(Layout element entries)
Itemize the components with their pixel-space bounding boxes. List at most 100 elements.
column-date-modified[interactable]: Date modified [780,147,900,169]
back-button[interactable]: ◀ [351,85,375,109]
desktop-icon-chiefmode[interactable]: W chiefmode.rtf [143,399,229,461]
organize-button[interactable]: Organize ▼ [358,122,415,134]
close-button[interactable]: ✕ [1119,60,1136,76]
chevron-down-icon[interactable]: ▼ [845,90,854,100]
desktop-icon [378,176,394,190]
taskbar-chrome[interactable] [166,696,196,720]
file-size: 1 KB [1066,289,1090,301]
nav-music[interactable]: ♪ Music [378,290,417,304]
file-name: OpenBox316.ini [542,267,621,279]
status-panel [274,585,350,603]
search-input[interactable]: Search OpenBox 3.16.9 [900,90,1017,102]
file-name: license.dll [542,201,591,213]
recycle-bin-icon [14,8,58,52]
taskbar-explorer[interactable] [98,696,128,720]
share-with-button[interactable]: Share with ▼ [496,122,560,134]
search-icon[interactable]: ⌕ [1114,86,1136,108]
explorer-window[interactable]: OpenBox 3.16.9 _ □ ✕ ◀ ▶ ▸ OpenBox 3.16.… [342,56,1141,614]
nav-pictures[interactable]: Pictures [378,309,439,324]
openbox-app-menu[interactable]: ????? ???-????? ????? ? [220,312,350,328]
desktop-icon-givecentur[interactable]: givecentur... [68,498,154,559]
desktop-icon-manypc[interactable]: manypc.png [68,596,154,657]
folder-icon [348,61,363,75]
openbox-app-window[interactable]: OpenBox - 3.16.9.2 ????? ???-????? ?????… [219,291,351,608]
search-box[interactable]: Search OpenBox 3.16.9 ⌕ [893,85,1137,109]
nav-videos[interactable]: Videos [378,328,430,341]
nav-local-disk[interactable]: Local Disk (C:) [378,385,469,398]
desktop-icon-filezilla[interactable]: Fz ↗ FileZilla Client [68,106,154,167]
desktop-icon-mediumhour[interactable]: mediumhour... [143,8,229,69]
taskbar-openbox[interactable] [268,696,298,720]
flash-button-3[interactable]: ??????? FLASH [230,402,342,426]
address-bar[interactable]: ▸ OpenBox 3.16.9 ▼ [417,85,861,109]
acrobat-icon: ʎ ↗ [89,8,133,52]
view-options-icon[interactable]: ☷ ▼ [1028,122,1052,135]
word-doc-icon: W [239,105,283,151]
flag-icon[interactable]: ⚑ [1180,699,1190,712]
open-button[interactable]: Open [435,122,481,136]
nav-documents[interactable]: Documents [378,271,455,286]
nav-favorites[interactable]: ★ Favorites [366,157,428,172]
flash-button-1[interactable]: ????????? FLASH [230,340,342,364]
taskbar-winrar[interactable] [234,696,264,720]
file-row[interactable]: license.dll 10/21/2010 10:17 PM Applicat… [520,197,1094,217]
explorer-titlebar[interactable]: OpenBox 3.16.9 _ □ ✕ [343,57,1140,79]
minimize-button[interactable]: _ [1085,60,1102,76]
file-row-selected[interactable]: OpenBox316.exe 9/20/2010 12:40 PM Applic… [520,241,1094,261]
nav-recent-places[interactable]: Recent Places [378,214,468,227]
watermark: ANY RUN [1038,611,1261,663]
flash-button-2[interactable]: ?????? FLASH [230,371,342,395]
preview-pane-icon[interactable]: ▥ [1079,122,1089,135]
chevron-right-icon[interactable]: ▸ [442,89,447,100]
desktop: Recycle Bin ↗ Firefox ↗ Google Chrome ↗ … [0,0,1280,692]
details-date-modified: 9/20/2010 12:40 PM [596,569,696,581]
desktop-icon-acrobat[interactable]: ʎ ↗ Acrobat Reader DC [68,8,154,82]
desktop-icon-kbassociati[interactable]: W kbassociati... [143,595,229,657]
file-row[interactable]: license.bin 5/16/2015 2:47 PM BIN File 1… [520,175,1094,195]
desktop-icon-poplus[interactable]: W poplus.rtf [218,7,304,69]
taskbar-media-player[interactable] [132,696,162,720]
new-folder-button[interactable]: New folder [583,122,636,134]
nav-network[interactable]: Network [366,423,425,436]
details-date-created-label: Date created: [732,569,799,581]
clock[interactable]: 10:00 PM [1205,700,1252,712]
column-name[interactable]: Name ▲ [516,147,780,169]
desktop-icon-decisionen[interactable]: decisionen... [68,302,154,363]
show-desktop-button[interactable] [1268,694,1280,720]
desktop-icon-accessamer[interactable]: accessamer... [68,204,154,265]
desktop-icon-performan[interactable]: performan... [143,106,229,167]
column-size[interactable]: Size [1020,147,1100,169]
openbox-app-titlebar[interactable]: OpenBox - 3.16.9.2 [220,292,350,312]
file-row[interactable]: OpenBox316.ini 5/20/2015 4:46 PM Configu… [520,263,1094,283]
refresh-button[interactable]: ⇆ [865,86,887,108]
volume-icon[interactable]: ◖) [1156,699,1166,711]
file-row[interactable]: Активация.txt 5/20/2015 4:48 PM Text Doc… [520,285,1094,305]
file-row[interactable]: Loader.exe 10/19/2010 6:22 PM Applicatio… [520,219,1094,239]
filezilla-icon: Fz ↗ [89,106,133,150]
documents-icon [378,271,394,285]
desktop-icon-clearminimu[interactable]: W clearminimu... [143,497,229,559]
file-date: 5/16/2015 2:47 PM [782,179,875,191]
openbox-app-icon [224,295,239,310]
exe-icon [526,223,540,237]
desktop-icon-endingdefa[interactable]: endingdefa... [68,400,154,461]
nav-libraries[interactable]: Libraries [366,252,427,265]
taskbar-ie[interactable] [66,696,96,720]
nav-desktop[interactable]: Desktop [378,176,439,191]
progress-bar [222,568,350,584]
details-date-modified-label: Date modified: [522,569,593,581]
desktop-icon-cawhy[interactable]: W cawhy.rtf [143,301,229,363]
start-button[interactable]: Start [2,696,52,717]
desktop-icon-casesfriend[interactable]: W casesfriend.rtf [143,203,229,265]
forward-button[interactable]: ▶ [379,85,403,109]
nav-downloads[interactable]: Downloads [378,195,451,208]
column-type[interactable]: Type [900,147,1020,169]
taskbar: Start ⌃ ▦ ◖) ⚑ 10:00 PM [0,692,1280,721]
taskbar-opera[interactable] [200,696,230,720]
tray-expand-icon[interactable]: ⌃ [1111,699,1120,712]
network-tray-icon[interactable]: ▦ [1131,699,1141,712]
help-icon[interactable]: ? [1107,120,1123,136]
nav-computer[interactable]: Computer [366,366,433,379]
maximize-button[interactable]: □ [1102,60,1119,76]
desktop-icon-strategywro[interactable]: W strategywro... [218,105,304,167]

▶ _TASK PROMPT_
Copy every record above word for word.

▶ _WRITTEN ANSWER_
Itemize the components with their pixel-space bounding boxes. List at most 100 elements.
column-date-modified[interactable]: Date modified [780,147,900,169]
back-button[interactable]: ◀ [351,85,375,109]
desktop-icon-chiefmode[interactable]: W chiefmode.rtf [143,399,229,461]
organize-button[interactable]: Organize ▼ [358,122,415,134]
close-button[interactable]: ✕ [1119,60,1136,76]
chevron-down-icon[interactable]: ▼ [845,90,854,100]
desktop-icon [378,176,394,190]
taskbar-chrome[interactable] [166,696,196,720]
file-size: 1 KB [1066,289,1090,301]
nav-music[interactable]: ♪ Music [378,290,417,304]
file-name: OpenBox316.ini [542,267,621,279]
status-panel [274,585,350,603]
search-input[interactable]: Search OpenBox 3.16.9 [900,90,1017,102]
file-name: license.dll [542,201,591,213]
recycle-bin-icon [14,8,58,52]
taskbar-explorer[interactable] [98,696,128,720]
share-with-button[interactable]: Share with ▼ [496,122,560,134]
search-icon[interactable]: ⌕ [1114,86,1136,108]
explorer-window[interactable]: OpenBox 3.16.9 _ □ ✕ ◀ ▶ ▸ OpenBox 3.16.… [342,56,1141,614]
nav-pictures[interactable]: Pictures [378,309,439,324]
openbox-app-menu[interactable]: ????? ???-????? ????? ? [220,312,350,328]
desktop-icon-givecentur[interactable]: givecentur... [68,498,154,559]
desktop-icon-manypc[interactable]: manypc.png [68,596,154,657]
folder-icon [348,61,363,75]
openbox-app-window[interactable]: OpenBox - 3.16.9.2 ????? ???-????? ?????… [219,291,351,608]
search-box[interactable]: Search OpenBox 3.16.9 ⌕ [893,85,1137,109]
nav-videos[interactable]: Videos [378,328,430,341]
nav-local-disk[interactable]: Local Disk (C:) [378,385,469,398]
desktop-icon-filezilla[interactable]: Fz ↗ FileZilla Client [68,106,154,167]
desktop-icon-mediumhour[interactable]: mediumhour... [143,8,229,69]
taskbar-openbox[interactable] [268,696,298,720]
flash-button-3[interactable]: ??????? FLASH [230,402,342,426]
address-bar[interactable]: ▸ OpenBox 3.16.9 ▼ [417,85,861,109]
acrobat-icon: ʎ ↗ [89,8,133,52]
view-options-icon[interactable]: ☷ ▼ [1028,122,1052,135]
word-doc-icon: W [239,105,283,151]
flag-icon[interactable]: ⚑ [1180,699,1190,712]
open-button[interactable]: Open [435,122,481,136]
nav-documents[interactable]: Documents [378,271,455,286]
nav-favorites[interactable]: ★ Favorites [366,157,428,172]
flash-button-1[interactable]: ????????? FLASH [230,340,342,364]
taskbar-winrar[interactable] [234,696,264,720]
file-row[interactable]: license.dll 10/21/2010 10:17 PM Applicat… [520,197,1094,217]
explorer-titlebar[interactable]: OpenBox 3.16.9 _ □ ✕ [343,57,1140,79]
minimize-button[interactable]: _ [1085,60,1102,76]
file-row-selected[interactable]: OpenBox316.exe 9/20/2010 12:40 PM Applic… [520,241,1094,261]
nav-recent-places[interactable]: Recent Places [378,214,468,227]
watermark: ANY RUN [1038,611,1261,663]
flash-button-2[interactable]: ?????? FLASH [230,371,342,395]
preview-pane-icon[interactable]: ▥ [1079,122,1089,135]
chevron-right-icon[interactable]: ▸ [442,89,447,100]
desktop: Recycle Bin ↗ Firefox ↗ Google Chrome ↗ … [0,0,1280,692]
details-date-modified: 9/20/2010 12:40 PM [596,569,696,581]
desktop-icon-acrobat[interactable]: ʎ ↗ Acrobat Reader DC [68,8,154,82]
desktop-icon-kbassociati[interactable]: W kbassociati... [143,595,229,657]
file-row[interactable]: license.bin 5/16/2015 2:47 PM BIN File 1… [520,175,1094,195]
desktop-icon-poplus[interactable]: W poplus.rtf [218,7,304,69]
taskbar-media-player[interactable] [132,696,162,720]
new-folder-button[interactable]: New folder [583,122,636,134]
nav-network[interactable]: Network [366,423,425,436]
details-date-created-label: Date created: [732,569,799,581]
clock[interactable]: 10:00 PM [1205,700,1252,712]
column-name[interactable]: Name ▲ [516,147,780,169]
desktop-icon-decisionen[interactable]: decisionen... [68,302,154,363]
show-desktop-button[interactable] [1268,694,1280,720]
desktop-icon-accessamer[interactable]: accessamer... [68,204,154,265]
desktop-icon-performan[interactable]: performan... [143,106,229,167]
column-size[interactable]: Size [1020,147,1100,169]
openbox-app-titlebar[interactable]: OpenBox - 3.16.9.2 [220,292,350,312]
file-row[interactable]: OpenBox316.ini 5/20/2015 4:46 PM Configu… [520,263,1094,283]
refresh-button[interactable]: ⇆ [865,86,887,108]
volume-icon[interactable]: ◖) [1156,699,1166,711]
file-row[interactable]: Активация.txt 5/20/2015 4:48 PM Text Doc… [520,285,1094,305]
file-row[interactable]: Loader.exe 10/19/2010 6:22 PM Applicatio… [520,219,1094,239]
filezilla-icon: Fz ↗ [89,106,133,150]
documents-icon [378,271,394,285]
desktop-icon-clearminimu[interactable]: W clearminimu... [143,497,229,559]
file-date: 5/16/2015 2:47 PM [782,179,875,191]
openbox-app-icon [224,295,239,310]
exe-icon [526,223,540,237]
desktop-icon-endingdefa[interactable]: endingdefa... [68,400,154,461]
nav-libraries[interactable]: Libraries [366,252,427,265]
taskbar-ie[interactable] [66,696,96,720]
nav-desktop[interactable]: Desktop [378,176,439,191]
progress-bar [222,568,350,584]
details-date-modified-label: Date modified: [522,569,593,581]
desktop-icon-cawhy[interactable]: W cawhy.rtf [143,301,229,363]
start-button[interactable]: Start [2,696,52,717]
desktop-icon-casesfriend[interactable]: W casesfriend.rtf [143,203,229,265]
forward-button[interactable]: ▶ [379,85,403,109]
nav-downloads[interactable]: Downloads [378,195,451,208]
column-type[interactable]: Type [900,147,1020,169]
taskbar: Start ⌃ ▦ ◖) ⚑ 10:00 PM [0,692,1280,721]
taskbar-opera[interactable] [200,696,230,720]
tray-expand-icon[interactable]: ⌃ [1111,699,1120,712]
network-tray-icon[interactable]: ▦ [1131,699,1141,712]
help-icon[interactable]: ? [1107,120,1123,136]
nav-computer[interactable]: Computer [366,366,433,379]
maximize-button[interactable]: □ [1102,60,1119,76]
desktop-icon-strategywro[interactable]: W strategywro... [218,105,304,167]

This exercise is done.